GOAL: Swap "Appetisers" for "Starters" everywhere it occurs in the listing below, and reproduce every line with nothing else changed.

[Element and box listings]

□ □ □ □ □

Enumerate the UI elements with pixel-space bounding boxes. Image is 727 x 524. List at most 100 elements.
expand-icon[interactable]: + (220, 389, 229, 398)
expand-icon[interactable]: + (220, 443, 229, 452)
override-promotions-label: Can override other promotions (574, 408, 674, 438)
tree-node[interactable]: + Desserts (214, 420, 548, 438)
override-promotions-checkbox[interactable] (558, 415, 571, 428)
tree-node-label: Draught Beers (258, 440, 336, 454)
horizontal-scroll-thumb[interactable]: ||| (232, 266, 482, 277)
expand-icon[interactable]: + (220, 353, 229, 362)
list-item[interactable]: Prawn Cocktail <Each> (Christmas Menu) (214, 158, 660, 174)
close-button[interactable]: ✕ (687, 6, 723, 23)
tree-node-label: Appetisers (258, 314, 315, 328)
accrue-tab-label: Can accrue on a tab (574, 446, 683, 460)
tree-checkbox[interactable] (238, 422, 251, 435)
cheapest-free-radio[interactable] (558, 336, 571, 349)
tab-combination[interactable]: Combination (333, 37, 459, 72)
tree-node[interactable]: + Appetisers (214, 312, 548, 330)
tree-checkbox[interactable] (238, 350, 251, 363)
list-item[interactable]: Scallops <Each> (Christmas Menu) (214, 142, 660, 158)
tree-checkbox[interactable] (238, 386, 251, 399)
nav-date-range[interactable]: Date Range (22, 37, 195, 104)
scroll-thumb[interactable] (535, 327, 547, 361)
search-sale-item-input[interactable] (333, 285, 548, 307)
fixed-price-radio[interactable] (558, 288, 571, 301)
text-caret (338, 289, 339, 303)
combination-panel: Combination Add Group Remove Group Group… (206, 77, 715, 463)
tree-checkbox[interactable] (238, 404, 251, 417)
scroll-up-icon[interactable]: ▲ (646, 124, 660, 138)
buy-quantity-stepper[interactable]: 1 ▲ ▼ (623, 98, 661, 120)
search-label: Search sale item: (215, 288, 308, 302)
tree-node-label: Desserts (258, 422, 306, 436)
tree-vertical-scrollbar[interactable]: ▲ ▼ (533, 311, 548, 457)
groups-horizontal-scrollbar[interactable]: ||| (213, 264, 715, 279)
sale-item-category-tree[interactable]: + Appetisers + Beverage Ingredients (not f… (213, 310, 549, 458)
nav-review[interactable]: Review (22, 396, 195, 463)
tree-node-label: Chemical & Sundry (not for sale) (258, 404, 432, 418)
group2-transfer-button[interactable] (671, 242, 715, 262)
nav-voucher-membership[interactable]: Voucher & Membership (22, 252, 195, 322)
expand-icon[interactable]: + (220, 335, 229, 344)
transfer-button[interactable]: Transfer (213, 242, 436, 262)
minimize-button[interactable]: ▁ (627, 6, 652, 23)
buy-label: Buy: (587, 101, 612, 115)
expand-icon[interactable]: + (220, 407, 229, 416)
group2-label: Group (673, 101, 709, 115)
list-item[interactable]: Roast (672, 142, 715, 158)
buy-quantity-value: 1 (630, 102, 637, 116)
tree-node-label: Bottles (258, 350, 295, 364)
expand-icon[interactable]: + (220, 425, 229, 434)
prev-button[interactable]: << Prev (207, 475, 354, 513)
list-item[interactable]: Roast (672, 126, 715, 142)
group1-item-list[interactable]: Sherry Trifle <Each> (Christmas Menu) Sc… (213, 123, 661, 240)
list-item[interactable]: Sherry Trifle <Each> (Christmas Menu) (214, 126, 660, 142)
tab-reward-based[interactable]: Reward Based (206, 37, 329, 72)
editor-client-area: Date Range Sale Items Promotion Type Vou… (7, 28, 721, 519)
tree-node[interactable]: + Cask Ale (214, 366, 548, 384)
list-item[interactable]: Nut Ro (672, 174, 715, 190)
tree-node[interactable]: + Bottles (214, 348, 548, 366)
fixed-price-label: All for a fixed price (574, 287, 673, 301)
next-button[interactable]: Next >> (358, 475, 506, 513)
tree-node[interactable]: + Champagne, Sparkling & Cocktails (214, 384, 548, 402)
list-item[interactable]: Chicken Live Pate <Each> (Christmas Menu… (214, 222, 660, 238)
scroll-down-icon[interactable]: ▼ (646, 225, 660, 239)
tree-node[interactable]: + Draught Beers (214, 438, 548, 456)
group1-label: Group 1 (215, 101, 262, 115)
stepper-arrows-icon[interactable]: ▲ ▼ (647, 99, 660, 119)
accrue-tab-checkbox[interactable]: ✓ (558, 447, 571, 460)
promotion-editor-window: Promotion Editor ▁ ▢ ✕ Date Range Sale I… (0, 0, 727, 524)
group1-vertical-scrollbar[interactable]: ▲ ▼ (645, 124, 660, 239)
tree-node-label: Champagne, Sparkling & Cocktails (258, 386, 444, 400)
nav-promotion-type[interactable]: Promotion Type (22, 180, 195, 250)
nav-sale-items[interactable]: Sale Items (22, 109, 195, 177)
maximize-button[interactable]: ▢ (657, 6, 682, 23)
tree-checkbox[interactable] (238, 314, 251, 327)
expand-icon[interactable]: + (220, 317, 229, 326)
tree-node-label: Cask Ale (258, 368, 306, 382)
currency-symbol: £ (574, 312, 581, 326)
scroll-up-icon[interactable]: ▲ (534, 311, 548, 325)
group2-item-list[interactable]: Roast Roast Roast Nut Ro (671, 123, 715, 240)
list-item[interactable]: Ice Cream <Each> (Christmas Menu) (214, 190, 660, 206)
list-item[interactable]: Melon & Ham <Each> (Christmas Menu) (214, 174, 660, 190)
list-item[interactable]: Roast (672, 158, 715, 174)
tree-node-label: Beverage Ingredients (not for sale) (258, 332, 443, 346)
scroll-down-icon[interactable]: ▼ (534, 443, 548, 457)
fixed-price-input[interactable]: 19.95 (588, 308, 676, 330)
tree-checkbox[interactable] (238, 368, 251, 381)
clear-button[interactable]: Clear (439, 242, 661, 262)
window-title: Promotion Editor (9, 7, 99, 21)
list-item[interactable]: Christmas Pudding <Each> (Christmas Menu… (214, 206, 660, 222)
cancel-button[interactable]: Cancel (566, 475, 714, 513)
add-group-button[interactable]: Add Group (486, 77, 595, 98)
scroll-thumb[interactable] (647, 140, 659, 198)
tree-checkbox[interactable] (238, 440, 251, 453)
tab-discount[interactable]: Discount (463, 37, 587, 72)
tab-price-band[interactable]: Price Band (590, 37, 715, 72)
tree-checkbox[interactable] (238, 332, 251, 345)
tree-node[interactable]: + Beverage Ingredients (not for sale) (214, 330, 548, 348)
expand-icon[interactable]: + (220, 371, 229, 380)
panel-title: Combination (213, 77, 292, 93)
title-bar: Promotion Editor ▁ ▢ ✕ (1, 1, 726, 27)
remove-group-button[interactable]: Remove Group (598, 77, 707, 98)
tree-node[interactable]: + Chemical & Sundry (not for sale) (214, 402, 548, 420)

□ □ □ □ □

ANSWER:
Enumerate the UI elements with pixel-space bounding boxes. Image is 727 x 524. List at most 100 elements.
expand-icon[interactable]: + (220, 389, 229, 398)
expand-icon[interactable]: + (220, 443, 229, 452)
override-promotions-label: Can override other promotions (574, 408, 674, 438)
tree-node[interactable]: + Desserts (214, 420, 548, 438)
override-promotions-checkbox[interactable] (558, 415, 571, 428)
tree-node-label: Draught Beers (258, 440, 336, 454)
horizontal-scroll-thumb[interactable]: ||| (232, 266, 482, 277)
expand-icon[interactable]: + (220, 353, 229, 362)
list-item[interactable]: Prawn Cocktail <Each> (Christmas Menu) (214, 158, 660, 174)
close-button[interactable]: ✕ (687, 6, 723, 23)
tree-node-label: Starters (258, 314, 315, 328)
accrue-tab-label: Can accrue on a tab (574, 446, 683, 460)
tree-checkbox[interactable] (238, 422, 251, 435)
cheapest-free-radio[interactable] (558, 336, 571, 349)
tab-combination[interactable]: Combination (333, 37, 459, 72)
tree-node[interactable]: + Starters (214, 312, 548, 330)
tree-checkbox[interactable] (238, 350, 251, 363)
list-item[interactable]: Scallops <Each> (Christmas Menu) (214, 142, 660, 158)
tree-checkbox[interactable] (238, 386, 251, 399)
nav-date-range[interactable]: Date Range (22, 37, 195, 104)
scroll-thumb[interactable] (535, 327, 547, 361)
search-sale-item-input[interactable] (333, 285, 548, 307)
fixed-price-radio[interactable] (558, 288, 571, 301)
text-caret (338, 289, 339, 303)
combination-panel: Combination Add Group Remove Group Group… (206, 77, 715, 463)
tree-checkbox[interactable] (238, 404, 251, 417)
scroll-up-icon[interactable]: ▲ (646, 124, 660, 138)
buy-quantity-stepper[interactable]: 1 ▲ ▼ (623, 98, 661, 120)
search-label: Search sale item: (215, 288, 308, 302)
tree-node-label: Desserts (258, 422, 306, 436)
tree-vertical-scrollbar[interactable]: ▲ ▼ (533, 311, 548, 457)
groups-horizontal-scrollbar[interactable]: ||| (213, 264, 715, 279)
sale-item-category-tree[interactable]: + Starters + Beverage Ingredients (not f… (213, 310, 549, 458)
nav-review[interactable]: Review (22, 396, 195, 463)
tree-node-label: Chemical & Sundry (not for sale) (258, 404, 432, 418)
group2-transfer-button[interactable] (671, 242, 715, 262)
nav-voucher-membership[interactable]: Voucher & Membership (22, 252, 195, 322)
expand-icon[interactable]: + (220, 335, 229, 344)
transfer-button[interactable]: Transfer (213, 242, 436, 262)
minimize-button[interactable]: ▁ (627, 6, 652, 23)
buy-label: Buy: (587, 101, 612, 115)
expand-icon[interactable]: + (220, 407, 229, 416)
group2-label: Group (673, 101, 709, 115)
list-item[interactable]: Roast (672, 142, 715, 158)
buy-quantity-value: 1 (630, 102, 637, 116)
tree-node-label: Bottles (258, 350, 295, 364)
expand-icon[interactable]: + (220, 425, 229, 434)
prev-button[interactable]: << Prev (207, 475, 354, 513)
list-item[interactable]: Roast (672, 126, 715, 142)
group1-item-list[interactable]: Sherry Trifle <Each> (Christmas Menu) Sc… (213, 123, 661, 240)
list-item[interactable]: Sherry Trifle <Each> (Christmas Menu) (214, 126, 660, 142)
tab-reward-based[interactable]: Reward Based (206, 37, 329, 72)
editor-client-area: Date Range Sale Items Promotion Type Vou… (7, 28, 721, 519)
tree-node[interactable]: + Cask Ale (214, 366, 548, 384)
list-item[interactable]: Nut Ro (672, 174, 715, 190)
tree-node[interactable]: + Bottles (214, 348, 548, 366)
fixed-price-label: All for a fixed price (574, 287, 673, 301)
next-button[interactable]: Next >> (358, 475, 506, 513)
tree-node[interactable]: + Champagne, Sparkling & Cocktails (214, 384, 548, 402)
list-item[interactable]: Chicken Live Pate <Each> (Christmas Menu… (214, 222, 660, 238)
scroll-down-icon[interactable]: ▼ (646, 225, 660, 239)
tree-node[interactable]: + Draught Beers (214, 438, 548, 456)
group1-label: Group 1 (215, 101, 262, 115)
stepper-arrows-icon[interactable]: ▲ ▼ (647, 99, 660, 119)
accrue-tab-checkbox[interactable]: ✓ (558, 447, 571, 460)
promotion-editor-window: Promotion Editor ▁ ▢ ✕ Date Range Sale I… (0, 0, 727, 524)
group1-vertical-scrollbar[interactable]: ▲ ▼ (645, 124, 660, 239)
tree-node-label: Champagne, Sparkling & Cocktails (258, 386, 444, 400)
nav-promotion-type[interactable]: Promotion Type (22, 180, 195, 250)
nav-sale-items[interactable]: Sale Items (22, 109, 195, 177)
maximize-button[interactable]: ▢ (657, 6, 682, 23)
tree-checkbox[interactable] (238, 314, 251, 327)
expand-icon[interactable]: + (220, 317, 229, 326)
tree-node-label: Cask Ale (258, 368, 306, 382)
currency-symbol: £ (574, 312, 581, 326)
scroll-up-icon[interactable]: ▲ (534, 311, 548, 325)
group2-item-list[interactable]: Roast Roast Roast Nut Ro (671, 123, 715, 240)
list-item[interactable]: Ice Cream <Each> (Christmas Menu) (214, 190, 660, 206)
list-item[interactable]: Melon & Ham <Each> (Christmas Menu) (214, 174, 660, 190)
list-item[interactable]: Roast (672, 158, 715, 174)
tree-node-label: Beverage Ingredients (not for sale) (258, 332, 443, 346)
scroll-down-icon[interactable]: ▼ (534, 443, 548, 457)
fixed-price-input[interactable]: 19.95 (588, 308, 676, 330)
tree-checkbox[interactable] (238, 368, 251, 381)
clear-button[interactable]: Clear (439, 242, 661, 262)
window-title: Promotion Editor (9, 7, 99, 21)
list-item[interactable]: Christmas Pudding <Each> (Christmas Menu… (214, 206, 660, 222)
cancel-button[interactable]: Cancel (566, 475, 714, 513)
add-group-button[interactable]: Add Group (486, 77, 595, 98)
scroll-thumb[interactable] (647, 140, 659, 198)
tree-checkbox[interactable] (238, 440, 251, 453)
tab-discount[interactable]: Discount (463, 37, 587, 72)
tab-price-band[interactable]: Price Band (590, 37, 715, 72)
tree-checkbox[interactable] (238, 332, 251, 345)
tree-node[interactable]: + Beverage Ingredients (not for sale) (214, 330, 548, 348)
expand-icon[interactable]: + (220, 371, 229, 380)
panel-title: Combination (213, 77, 292, 93)
title-bar: Promotion Editor ▁ ▢ ✕ (1, 1, 726, 27)
remove-group-button[interactable]: Remove Group (598, 77, 707, 98)
tree-node[interactable]: + Chemical & Sundry (not for sale) (214, 402, 548, 420)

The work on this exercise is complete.